### DATASET CONTENT

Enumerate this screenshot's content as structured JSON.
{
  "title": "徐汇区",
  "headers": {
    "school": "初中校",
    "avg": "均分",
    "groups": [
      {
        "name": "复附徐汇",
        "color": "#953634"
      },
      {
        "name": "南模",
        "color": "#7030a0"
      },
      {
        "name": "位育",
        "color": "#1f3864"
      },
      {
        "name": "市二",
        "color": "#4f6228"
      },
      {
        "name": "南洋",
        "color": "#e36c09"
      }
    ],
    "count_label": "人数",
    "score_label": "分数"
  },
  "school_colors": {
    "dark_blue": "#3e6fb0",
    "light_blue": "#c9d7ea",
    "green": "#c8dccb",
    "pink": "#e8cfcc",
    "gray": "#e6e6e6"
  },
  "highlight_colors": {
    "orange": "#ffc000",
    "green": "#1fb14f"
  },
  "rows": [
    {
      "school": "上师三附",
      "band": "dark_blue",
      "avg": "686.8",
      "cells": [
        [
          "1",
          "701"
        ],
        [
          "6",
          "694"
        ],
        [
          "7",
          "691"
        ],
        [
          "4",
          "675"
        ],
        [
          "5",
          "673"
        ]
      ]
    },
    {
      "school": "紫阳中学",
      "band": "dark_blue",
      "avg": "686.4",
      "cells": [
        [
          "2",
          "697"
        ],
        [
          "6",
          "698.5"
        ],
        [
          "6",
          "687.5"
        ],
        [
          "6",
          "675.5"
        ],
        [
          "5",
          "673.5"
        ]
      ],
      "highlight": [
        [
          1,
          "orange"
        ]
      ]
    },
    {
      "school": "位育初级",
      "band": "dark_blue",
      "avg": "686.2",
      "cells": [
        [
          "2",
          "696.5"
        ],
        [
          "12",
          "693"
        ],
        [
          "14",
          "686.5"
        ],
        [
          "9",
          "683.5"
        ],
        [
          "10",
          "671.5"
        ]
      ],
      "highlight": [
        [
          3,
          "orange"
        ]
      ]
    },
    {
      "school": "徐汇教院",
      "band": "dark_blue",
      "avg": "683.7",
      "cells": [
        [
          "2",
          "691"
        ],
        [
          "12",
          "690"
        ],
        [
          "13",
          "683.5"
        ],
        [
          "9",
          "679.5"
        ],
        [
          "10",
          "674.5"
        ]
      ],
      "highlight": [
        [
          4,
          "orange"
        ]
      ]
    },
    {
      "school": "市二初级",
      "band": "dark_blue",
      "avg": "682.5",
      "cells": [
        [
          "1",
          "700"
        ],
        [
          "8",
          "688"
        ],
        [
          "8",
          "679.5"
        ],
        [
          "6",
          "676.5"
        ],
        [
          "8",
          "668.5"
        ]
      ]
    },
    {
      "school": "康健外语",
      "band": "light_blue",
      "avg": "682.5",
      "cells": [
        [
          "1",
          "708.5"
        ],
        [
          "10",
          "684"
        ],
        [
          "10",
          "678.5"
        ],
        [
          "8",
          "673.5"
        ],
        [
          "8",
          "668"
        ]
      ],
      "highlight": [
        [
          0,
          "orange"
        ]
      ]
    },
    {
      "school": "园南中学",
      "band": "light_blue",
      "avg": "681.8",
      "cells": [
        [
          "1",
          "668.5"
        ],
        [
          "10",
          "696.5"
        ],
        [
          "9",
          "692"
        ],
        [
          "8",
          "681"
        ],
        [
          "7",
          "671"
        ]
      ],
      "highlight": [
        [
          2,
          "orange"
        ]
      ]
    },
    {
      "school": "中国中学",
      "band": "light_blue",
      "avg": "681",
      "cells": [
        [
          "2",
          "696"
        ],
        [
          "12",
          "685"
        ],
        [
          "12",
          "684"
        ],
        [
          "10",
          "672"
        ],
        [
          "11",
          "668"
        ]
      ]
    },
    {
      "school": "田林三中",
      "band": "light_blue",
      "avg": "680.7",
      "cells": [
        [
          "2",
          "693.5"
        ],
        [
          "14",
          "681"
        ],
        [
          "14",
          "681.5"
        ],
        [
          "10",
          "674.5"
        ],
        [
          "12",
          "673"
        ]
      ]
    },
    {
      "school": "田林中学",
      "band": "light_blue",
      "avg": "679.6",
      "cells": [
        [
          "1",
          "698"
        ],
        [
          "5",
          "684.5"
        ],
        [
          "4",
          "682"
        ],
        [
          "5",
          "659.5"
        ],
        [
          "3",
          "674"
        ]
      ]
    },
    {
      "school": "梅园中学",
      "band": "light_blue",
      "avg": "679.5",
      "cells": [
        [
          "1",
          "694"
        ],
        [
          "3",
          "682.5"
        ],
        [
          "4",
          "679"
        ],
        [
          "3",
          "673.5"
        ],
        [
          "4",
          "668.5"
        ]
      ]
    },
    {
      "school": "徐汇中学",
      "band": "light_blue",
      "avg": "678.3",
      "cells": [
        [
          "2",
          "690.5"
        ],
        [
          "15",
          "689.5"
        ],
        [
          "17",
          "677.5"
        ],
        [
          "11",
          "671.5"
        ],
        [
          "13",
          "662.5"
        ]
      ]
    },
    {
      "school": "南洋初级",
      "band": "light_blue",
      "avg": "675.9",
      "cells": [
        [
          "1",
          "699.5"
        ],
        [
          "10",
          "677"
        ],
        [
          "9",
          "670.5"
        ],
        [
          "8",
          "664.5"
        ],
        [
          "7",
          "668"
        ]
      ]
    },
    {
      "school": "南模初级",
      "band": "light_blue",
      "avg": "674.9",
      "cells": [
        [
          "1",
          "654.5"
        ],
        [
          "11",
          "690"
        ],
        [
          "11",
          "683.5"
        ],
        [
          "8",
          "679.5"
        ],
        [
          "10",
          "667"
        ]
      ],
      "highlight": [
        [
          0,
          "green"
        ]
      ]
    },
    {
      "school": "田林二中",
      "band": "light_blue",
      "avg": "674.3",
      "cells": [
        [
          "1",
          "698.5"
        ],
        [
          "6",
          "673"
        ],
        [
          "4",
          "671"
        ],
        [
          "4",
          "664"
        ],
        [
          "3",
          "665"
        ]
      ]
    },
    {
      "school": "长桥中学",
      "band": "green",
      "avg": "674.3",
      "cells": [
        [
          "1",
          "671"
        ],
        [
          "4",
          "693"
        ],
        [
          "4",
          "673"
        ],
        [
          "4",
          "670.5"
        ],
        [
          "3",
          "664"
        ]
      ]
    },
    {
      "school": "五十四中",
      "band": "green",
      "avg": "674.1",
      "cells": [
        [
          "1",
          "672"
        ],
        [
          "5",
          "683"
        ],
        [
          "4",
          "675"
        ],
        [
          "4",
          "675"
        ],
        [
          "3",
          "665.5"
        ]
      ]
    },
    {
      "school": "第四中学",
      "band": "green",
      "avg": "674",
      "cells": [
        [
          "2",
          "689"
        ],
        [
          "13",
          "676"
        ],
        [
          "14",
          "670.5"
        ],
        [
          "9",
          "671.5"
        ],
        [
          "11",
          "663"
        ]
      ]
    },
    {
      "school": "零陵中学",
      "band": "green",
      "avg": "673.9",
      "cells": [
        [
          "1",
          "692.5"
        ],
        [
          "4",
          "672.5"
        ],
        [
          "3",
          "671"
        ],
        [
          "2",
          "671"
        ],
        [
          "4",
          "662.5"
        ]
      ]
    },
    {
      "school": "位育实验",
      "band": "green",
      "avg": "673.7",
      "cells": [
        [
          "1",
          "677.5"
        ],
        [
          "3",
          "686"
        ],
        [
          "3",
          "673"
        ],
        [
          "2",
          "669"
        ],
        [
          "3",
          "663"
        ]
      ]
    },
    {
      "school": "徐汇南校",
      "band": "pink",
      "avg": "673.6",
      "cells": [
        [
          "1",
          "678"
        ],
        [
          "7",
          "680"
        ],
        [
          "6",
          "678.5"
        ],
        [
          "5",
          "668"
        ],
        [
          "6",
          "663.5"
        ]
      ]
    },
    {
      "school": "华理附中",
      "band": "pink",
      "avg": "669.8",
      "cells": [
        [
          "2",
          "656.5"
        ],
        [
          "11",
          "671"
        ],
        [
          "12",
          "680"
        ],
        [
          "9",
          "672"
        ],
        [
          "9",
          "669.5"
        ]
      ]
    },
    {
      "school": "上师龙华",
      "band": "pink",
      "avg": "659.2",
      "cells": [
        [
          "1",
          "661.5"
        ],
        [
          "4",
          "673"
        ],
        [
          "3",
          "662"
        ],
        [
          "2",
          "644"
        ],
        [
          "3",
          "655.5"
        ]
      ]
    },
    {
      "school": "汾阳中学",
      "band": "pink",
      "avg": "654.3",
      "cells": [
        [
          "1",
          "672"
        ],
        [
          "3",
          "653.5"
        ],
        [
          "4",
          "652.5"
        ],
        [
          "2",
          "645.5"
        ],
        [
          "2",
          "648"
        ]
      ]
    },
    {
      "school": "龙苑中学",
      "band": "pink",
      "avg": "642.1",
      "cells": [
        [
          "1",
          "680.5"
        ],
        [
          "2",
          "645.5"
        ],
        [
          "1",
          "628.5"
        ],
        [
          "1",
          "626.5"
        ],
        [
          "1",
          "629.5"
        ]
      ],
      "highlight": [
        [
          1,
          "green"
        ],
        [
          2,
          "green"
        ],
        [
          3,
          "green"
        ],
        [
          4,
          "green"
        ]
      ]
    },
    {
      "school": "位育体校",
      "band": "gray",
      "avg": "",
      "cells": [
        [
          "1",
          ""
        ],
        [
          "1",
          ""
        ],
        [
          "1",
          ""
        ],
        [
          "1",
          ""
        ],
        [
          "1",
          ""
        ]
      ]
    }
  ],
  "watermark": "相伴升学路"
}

######

Extract, from the listing above, every line where the string "name" occurs.

        "name": "复附徐汇",
        "name": "南模",
        "name": "位育",
        "name": "市二",
        "name": "南洋",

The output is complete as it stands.